## start ROWS
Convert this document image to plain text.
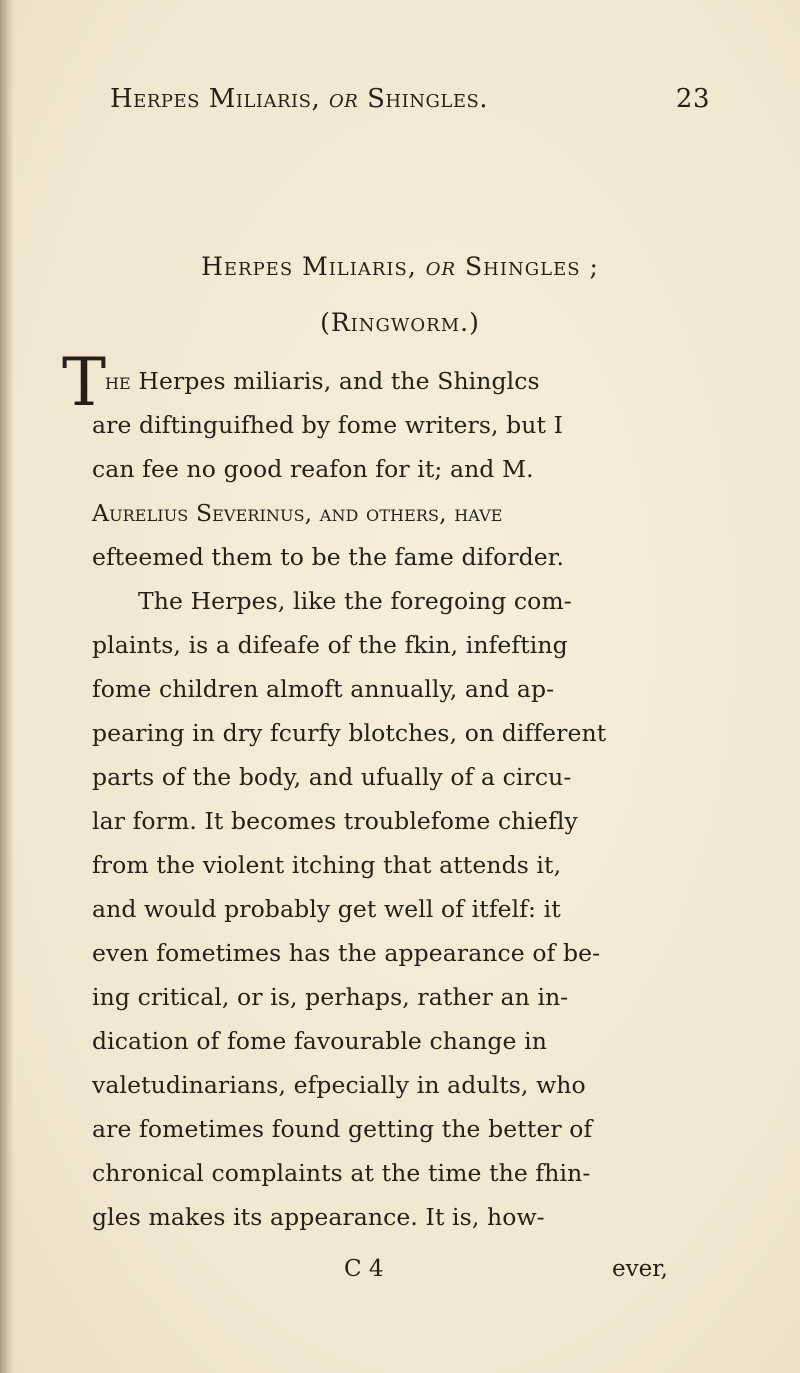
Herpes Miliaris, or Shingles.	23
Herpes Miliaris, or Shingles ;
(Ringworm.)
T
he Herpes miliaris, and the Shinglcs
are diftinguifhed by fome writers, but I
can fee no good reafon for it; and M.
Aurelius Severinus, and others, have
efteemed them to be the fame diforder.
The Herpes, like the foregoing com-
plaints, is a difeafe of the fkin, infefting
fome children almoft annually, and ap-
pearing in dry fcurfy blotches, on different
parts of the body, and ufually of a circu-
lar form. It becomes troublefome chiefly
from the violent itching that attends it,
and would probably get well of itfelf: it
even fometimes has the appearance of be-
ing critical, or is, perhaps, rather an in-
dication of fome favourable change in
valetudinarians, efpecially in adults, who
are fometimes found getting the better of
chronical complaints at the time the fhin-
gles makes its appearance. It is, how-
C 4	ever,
## end ROWS
## start ROWS
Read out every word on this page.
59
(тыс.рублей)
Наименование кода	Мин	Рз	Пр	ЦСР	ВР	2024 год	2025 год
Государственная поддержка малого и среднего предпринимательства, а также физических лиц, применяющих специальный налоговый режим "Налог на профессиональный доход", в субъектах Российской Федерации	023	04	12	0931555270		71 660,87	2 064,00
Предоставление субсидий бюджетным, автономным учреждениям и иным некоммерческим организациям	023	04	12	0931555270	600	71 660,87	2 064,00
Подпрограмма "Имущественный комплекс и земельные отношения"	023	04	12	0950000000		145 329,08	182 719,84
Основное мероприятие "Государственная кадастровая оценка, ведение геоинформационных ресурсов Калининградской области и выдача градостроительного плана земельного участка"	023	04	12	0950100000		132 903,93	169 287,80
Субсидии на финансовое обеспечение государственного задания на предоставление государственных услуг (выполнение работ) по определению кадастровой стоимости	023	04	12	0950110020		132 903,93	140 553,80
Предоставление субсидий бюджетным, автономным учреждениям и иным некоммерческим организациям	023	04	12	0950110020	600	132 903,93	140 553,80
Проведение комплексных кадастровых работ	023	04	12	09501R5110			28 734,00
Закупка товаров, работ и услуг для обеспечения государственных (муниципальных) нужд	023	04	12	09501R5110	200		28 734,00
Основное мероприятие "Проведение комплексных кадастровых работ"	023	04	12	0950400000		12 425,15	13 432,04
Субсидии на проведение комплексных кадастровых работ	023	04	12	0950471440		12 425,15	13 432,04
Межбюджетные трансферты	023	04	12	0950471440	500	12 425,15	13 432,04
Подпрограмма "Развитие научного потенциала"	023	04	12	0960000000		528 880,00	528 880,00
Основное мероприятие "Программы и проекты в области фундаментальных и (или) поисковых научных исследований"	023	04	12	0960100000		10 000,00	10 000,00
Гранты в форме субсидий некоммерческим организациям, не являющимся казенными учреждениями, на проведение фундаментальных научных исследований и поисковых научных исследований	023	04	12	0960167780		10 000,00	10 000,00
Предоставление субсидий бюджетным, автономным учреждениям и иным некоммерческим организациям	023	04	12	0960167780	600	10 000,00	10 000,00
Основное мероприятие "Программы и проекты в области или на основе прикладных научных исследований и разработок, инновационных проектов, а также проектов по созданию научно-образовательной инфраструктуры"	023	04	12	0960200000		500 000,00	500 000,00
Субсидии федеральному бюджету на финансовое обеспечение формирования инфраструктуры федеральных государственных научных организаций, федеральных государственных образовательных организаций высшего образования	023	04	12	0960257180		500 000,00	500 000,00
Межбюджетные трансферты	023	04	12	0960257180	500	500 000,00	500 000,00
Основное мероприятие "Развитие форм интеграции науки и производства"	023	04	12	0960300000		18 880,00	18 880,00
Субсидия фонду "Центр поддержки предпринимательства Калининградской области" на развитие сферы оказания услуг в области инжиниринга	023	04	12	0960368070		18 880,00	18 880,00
## end ROWS
* **TASK TO CARRY OUT**
Each line of the data that includes the word "проекты" counts once; report the total and nothing more.

* **COMPLETE ANSWER**
2